■ About this exercise ■
Look through the records below and copy each line that includes the word "ylabel".
*** Data for the task Section Begins ***
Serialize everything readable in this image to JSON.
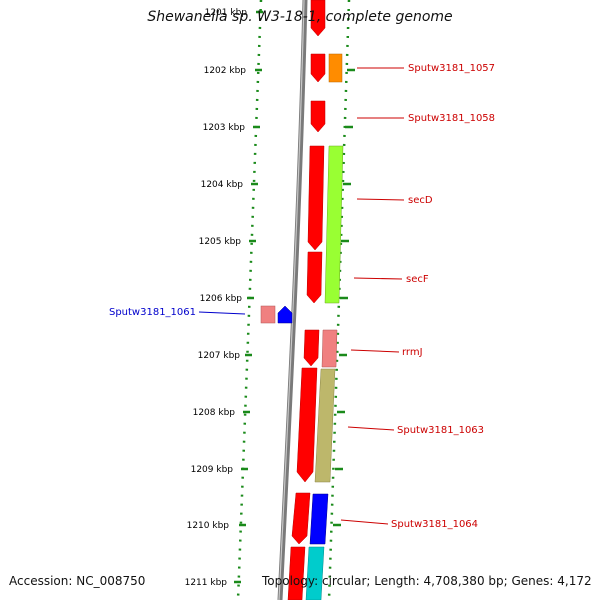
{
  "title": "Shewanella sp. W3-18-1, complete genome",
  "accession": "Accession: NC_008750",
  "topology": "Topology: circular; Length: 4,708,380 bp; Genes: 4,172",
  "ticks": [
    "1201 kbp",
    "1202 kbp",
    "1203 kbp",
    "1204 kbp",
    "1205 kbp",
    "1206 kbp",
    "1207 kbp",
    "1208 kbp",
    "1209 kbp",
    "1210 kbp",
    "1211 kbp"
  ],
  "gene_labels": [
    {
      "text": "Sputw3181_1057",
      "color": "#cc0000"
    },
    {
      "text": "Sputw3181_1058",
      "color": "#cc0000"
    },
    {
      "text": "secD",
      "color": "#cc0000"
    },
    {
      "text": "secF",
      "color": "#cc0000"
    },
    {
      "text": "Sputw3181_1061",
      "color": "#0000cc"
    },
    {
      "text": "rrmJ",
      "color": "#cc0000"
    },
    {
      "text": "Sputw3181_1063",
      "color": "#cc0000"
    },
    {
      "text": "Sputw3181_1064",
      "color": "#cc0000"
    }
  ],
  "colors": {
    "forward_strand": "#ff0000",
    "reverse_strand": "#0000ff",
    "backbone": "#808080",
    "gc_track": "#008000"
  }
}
*** Data for the task Section Ends ***
*** Data for the task Section Begins ***
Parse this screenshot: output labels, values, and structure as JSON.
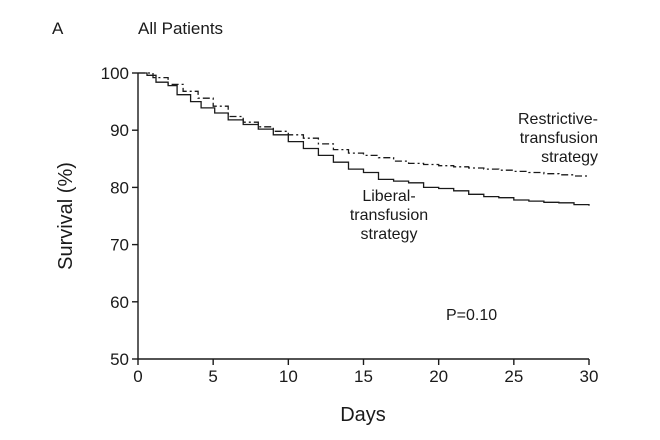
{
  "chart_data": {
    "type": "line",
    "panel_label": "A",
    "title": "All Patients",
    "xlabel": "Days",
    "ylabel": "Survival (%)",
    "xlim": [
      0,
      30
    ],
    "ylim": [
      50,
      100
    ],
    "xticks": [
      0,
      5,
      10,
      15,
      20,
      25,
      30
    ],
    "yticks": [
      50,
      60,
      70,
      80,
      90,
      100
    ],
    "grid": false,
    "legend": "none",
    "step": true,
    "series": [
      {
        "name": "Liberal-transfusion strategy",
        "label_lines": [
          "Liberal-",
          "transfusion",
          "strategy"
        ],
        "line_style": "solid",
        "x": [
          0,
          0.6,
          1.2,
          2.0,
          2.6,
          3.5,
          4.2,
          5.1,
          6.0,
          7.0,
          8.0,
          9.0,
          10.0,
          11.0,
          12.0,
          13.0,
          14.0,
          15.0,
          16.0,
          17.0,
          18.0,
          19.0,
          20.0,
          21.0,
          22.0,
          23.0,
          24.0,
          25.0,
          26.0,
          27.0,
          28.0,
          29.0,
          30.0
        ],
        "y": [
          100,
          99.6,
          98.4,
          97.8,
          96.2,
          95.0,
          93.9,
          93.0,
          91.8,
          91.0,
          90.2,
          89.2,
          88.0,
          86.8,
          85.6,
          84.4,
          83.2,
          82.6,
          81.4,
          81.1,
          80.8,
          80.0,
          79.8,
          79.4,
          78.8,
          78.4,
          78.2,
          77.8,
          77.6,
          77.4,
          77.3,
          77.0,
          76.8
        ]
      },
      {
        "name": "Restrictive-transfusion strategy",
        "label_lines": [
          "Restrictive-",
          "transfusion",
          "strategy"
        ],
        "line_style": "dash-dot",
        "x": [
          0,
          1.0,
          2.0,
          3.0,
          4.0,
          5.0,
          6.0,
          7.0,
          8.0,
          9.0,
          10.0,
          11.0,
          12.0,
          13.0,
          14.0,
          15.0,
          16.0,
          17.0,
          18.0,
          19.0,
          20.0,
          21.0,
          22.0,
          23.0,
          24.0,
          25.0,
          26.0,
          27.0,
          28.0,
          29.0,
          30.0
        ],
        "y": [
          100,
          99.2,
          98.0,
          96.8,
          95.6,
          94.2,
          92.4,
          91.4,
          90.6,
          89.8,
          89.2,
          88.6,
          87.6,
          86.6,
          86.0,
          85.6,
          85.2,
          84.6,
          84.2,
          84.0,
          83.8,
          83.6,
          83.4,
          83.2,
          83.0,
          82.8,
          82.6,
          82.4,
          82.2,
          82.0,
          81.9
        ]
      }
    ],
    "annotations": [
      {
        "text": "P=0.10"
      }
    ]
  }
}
*** Data for the task Section Ends ***
*** Data for the task Section Begins ***
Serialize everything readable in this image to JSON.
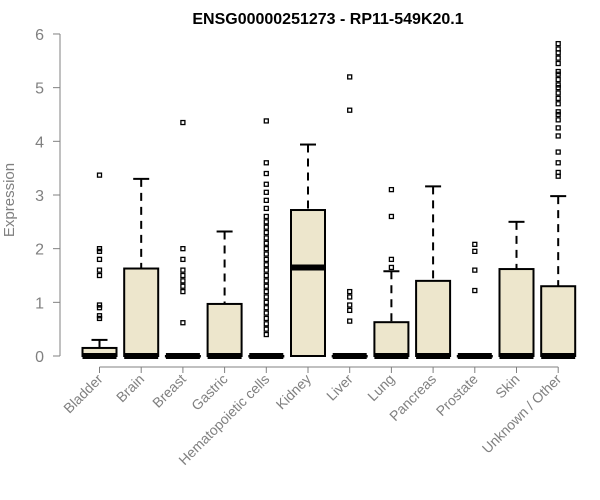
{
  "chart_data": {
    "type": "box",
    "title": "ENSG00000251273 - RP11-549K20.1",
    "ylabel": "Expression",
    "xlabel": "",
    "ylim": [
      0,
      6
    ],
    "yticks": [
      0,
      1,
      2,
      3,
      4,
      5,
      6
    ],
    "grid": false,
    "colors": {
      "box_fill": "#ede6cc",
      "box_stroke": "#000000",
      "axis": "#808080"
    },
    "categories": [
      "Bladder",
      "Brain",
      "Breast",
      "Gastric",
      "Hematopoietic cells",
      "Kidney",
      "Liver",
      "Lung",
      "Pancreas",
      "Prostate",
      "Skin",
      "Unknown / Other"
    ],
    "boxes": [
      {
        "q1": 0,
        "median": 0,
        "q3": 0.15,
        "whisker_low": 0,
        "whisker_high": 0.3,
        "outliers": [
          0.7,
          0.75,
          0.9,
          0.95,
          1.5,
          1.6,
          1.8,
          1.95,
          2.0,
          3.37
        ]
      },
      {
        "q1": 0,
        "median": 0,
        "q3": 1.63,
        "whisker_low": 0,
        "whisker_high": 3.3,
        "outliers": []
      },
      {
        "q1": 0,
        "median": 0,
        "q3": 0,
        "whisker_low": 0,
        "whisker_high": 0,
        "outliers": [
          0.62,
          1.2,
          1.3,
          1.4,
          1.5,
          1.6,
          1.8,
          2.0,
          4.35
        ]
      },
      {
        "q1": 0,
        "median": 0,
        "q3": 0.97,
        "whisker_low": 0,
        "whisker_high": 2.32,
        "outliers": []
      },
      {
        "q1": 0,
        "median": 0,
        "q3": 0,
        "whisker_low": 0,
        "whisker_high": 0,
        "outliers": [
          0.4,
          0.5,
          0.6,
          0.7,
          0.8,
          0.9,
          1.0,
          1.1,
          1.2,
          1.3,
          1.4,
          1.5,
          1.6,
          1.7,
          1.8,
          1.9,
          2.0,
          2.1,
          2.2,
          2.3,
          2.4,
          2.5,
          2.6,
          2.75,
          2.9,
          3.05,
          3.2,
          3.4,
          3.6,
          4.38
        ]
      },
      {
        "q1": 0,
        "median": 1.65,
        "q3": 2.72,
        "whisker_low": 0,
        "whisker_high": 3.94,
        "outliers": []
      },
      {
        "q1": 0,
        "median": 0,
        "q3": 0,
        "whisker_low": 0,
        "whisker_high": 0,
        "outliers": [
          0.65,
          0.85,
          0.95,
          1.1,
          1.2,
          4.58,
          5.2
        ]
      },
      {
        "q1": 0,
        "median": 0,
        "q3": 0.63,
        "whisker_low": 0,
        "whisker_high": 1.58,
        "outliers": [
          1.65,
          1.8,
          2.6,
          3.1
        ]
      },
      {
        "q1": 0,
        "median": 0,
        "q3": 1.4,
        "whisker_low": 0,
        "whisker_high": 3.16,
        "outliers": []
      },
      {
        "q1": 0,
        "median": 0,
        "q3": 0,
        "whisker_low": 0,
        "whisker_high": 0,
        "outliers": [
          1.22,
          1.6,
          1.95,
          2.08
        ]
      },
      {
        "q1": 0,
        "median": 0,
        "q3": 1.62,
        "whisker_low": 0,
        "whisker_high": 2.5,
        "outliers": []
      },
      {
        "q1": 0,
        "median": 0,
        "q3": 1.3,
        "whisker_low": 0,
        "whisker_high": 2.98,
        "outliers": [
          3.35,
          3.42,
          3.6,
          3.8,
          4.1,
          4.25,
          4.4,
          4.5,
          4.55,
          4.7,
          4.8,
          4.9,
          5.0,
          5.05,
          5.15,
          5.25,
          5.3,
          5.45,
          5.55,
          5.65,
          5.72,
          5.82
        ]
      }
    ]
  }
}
*** Data for the task Section Ends ***
■ Problem solution ■
    "ylabel": "Survival (%)",
    "ylabel": "Expression",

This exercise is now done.